(Dataset excerpt)
= = = = =
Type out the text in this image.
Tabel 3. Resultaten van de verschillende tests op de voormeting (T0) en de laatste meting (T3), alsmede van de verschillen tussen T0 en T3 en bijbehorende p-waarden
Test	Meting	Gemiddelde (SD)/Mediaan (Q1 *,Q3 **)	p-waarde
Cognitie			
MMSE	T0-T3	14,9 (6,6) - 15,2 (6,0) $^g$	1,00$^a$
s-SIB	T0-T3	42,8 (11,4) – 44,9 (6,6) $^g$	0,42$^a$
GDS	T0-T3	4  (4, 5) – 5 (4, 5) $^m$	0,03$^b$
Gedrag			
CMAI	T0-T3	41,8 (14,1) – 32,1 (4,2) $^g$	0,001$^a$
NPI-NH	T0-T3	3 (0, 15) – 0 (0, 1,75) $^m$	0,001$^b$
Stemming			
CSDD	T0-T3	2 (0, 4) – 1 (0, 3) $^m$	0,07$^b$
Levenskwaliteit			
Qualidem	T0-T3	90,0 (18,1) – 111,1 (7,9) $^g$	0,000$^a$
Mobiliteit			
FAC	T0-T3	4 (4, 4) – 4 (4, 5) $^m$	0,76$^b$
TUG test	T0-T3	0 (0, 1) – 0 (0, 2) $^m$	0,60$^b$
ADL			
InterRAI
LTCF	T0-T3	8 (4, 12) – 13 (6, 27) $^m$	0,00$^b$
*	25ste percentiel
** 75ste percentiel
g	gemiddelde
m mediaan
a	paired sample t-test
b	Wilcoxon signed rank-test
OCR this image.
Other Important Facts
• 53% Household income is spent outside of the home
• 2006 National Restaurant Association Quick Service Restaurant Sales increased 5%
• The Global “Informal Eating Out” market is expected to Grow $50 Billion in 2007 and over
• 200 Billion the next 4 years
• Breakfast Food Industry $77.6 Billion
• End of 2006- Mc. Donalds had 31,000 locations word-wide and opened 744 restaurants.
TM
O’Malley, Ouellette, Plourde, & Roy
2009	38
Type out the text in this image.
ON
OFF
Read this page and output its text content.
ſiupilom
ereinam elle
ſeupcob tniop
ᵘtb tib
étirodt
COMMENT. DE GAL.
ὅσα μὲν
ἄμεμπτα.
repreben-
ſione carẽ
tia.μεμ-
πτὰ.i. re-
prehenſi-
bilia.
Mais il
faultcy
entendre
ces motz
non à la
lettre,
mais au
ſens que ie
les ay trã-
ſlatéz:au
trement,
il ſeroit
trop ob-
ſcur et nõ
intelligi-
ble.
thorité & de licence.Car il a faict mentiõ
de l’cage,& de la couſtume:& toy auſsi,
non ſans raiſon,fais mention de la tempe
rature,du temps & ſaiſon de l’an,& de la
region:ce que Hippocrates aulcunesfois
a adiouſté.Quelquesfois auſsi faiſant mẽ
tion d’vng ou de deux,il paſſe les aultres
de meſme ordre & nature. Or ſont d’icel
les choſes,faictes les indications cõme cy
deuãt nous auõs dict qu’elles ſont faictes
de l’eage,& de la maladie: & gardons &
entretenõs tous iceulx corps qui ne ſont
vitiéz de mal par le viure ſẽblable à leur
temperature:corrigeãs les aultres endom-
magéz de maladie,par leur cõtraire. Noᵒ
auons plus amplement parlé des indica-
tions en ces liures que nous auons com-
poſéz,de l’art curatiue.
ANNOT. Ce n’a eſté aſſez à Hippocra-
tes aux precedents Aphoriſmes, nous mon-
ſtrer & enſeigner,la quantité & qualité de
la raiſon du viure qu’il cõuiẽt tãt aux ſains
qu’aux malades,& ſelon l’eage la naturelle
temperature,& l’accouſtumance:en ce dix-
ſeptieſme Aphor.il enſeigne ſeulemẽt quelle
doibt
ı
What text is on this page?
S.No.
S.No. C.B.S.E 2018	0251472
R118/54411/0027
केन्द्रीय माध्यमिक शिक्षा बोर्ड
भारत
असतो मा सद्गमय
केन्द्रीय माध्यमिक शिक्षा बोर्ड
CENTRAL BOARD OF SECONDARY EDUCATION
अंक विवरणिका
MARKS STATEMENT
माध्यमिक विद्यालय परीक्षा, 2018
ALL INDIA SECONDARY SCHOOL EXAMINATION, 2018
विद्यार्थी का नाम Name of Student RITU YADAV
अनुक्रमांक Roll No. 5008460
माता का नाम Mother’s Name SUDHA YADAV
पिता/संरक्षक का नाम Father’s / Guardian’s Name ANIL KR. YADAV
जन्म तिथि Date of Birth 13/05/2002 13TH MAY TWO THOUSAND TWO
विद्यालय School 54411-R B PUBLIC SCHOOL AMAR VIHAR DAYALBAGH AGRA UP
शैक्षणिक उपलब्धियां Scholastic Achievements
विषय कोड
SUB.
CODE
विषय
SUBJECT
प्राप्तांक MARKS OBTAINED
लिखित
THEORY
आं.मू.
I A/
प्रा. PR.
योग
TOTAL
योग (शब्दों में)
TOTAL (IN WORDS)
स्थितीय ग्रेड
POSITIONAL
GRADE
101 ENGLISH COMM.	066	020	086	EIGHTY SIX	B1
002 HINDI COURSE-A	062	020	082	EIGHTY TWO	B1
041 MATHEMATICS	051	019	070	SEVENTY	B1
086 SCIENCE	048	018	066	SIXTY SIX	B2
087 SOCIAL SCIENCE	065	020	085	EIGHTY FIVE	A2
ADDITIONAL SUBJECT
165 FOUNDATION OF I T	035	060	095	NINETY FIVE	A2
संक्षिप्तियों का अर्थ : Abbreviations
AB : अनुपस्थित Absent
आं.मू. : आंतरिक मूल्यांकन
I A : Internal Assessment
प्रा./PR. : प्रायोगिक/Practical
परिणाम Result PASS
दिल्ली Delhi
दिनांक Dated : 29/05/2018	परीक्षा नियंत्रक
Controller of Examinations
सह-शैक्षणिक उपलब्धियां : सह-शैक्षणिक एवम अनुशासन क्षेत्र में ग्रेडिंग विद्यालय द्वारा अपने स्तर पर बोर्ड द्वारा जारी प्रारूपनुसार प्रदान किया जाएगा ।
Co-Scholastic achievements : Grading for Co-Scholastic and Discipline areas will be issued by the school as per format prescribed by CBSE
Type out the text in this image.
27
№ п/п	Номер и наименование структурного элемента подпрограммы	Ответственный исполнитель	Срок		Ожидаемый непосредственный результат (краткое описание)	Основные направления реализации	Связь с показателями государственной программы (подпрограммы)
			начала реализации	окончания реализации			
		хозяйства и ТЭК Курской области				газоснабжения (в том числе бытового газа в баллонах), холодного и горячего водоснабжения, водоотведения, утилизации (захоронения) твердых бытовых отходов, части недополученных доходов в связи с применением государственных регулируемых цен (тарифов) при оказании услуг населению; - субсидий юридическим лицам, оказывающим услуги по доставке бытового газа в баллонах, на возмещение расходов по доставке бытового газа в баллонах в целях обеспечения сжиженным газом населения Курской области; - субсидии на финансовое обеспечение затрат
= = = = =
[Brief]:
Reply with the number of lines in the preceding entries that contain "Billion", and no other words.

[Solved exercise]:
3